# Task statement:
Provide only the number of lines in the listing that contain the string "了解课文讲了一件什么事".

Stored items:
==========

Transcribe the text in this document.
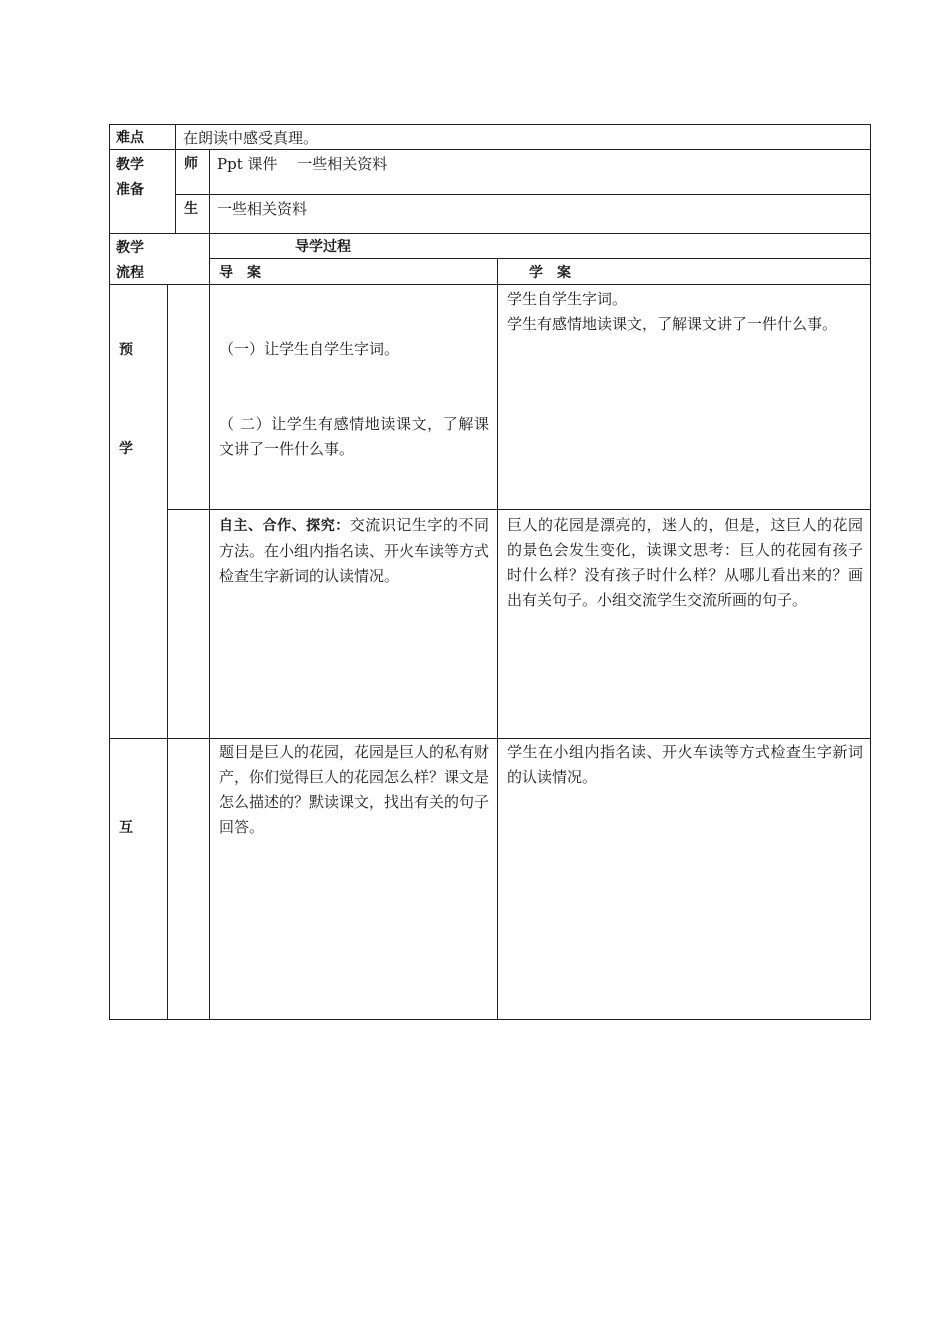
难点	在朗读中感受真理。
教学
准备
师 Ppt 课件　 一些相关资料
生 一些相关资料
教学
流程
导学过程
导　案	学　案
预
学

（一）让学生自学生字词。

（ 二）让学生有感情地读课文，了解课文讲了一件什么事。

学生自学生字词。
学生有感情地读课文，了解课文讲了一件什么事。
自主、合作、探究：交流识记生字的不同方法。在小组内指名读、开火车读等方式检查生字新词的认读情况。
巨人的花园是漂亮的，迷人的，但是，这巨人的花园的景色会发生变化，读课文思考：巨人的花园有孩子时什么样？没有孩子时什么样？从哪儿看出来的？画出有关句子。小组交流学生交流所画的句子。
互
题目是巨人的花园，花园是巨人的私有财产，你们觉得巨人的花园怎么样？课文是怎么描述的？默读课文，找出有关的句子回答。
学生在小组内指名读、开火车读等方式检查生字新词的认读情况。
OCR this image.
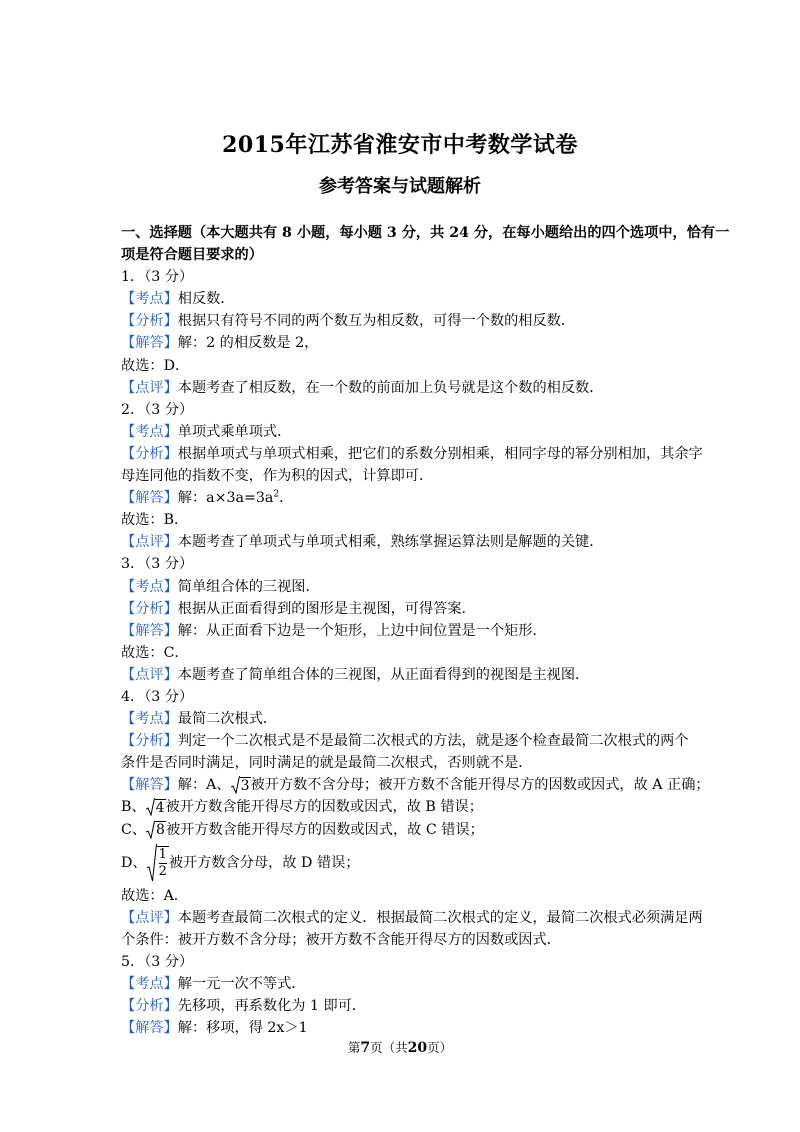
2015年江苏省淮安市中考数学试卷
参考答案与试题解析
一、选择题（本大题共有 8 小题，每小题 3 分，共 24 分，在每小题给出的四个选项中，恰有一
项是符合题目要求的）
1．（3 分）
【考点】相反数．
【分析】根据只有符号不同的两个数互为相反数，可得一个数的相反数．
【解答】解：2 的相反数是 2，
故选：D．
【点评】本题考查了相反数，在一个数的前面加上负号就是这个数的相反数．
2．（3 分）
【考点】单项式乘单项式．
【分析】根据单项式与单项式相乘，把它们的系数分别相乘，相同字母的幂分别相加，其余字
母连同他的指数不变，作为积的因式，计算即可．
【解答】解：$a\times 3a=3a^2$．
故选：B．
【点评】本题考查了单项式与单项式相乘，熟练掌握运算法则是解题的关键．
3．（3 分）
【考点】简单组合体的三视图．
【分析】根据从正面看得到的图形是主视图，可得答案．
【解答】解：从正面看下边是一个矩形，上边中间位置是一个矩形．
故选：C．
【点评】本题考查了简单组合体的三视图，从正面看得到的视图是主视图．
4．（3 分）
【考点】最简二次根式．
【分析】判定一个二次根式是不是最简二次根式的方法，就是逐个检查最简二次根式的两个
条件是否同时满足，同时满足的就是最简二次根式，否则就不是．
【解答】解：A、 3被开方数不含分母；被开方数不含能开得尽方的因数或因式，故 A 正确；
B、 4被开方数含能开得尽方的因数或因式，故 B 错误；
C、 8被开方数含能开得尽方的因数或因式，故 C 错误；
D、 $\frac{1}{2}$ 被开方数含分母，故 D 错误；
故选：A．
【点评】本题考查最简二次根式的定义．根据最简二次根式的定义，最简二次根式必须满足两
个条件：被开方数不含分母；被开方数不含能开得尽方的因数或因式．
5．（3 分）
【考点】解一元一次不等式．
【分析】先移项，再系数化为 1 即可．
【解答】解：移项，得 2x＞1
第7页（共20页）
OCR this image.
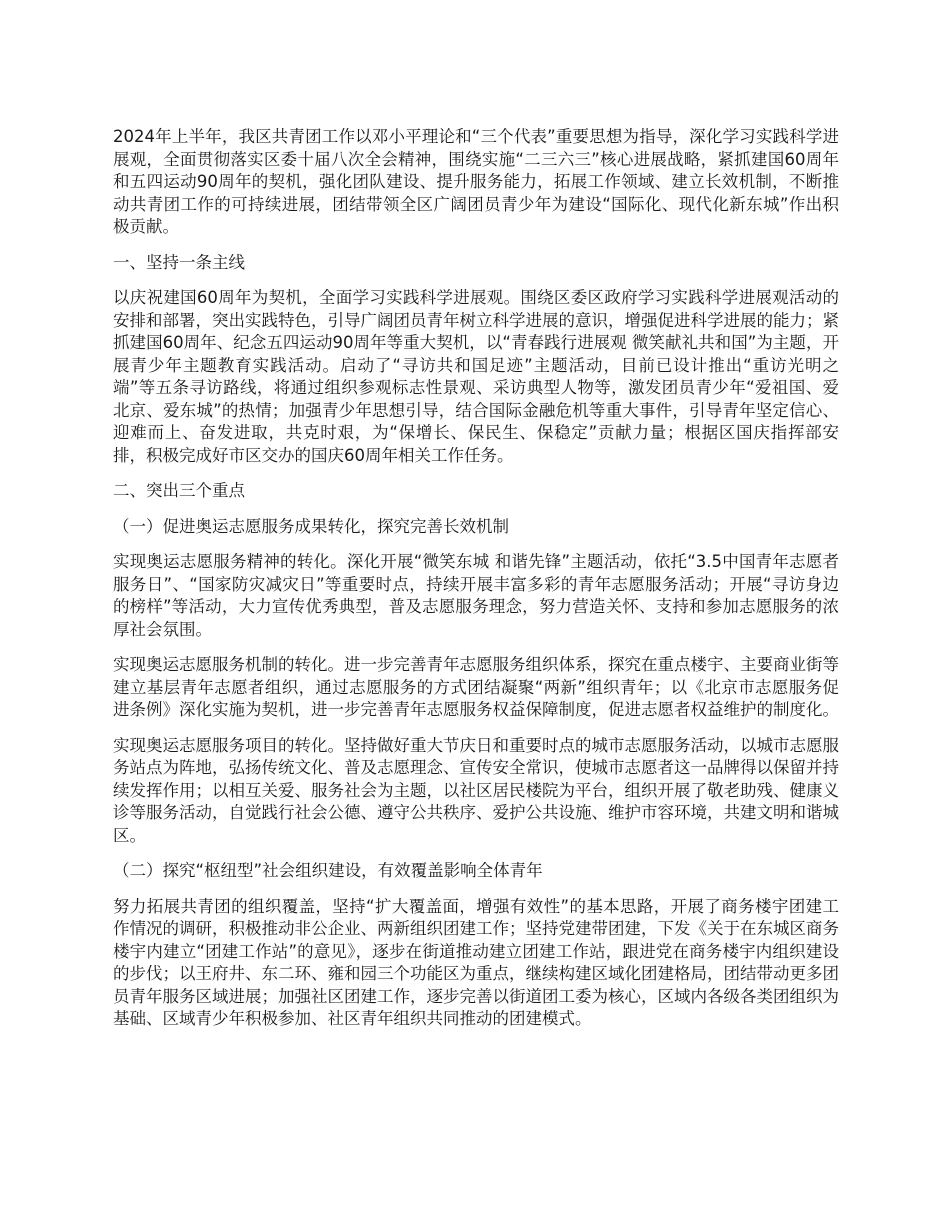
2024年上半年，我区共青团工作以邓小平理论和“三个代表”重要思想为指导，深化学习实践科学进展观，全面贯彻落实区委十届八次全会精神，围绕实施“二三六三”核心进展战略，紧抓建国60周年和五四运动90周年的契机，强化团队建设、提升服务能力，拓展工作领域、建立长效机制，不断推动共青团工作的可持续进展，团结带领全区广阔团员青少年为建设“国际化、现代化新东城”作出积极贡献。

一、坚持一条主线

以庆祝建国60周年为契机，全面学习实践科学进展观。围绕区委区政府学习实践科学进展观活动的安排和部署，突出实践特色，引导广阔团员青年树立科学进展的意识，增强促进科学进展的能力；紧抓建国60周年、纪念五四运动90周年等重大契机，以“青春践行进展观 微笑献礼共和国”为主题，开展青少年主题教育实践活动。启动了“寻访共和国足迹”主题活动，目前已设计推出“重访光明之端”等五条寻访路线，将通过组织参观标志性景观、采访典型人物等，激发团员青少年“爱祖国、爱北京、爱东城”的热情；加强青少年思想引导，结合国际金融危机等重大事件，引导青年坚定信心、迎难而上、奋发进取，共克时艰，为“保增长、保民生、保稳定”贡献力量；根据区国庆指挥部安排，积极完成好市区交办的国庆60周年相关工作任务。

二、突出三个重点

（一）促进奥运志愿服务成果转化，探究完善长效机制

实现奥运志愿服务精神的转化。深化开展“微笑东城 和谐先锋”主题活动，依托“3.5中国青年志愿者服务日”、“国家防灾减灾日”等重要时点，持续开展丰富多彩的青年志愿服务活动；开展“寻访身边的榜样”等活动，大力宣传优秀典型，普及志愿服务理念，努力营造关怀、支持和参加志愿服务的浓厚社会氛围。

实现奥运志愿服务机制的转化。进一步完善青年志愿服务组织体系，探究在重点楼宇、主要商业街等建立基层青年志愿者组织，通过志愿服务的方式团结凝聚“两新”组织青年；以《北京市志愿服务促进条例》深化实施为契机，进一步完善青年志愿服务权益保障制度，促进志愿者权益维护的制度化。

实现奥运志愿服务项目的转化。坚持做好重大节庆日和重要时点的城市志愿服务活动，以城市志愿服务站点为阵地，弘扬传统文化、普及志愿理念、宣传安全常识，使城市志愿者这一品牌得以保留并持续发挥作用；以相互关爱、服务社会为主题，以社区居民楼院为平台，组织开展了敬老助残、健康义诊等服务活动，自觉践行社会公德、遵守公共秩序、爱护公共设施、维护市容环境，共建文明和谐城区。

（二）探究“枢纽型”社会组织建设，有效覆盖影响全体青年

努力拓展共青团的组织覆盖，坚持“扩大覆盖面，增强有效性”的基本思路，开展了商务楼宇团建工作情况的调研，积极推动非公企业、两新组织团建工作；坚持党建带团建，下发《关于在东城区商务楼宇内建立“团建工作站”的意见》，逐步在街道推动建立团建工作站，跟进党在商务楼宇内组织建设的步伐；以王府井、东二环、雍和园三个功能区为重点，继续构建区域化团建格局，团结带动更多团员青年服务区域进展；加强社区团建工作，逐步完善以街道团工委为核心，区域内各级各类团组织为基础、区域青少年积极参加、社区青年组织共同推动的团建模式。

==========

# Correct response:
2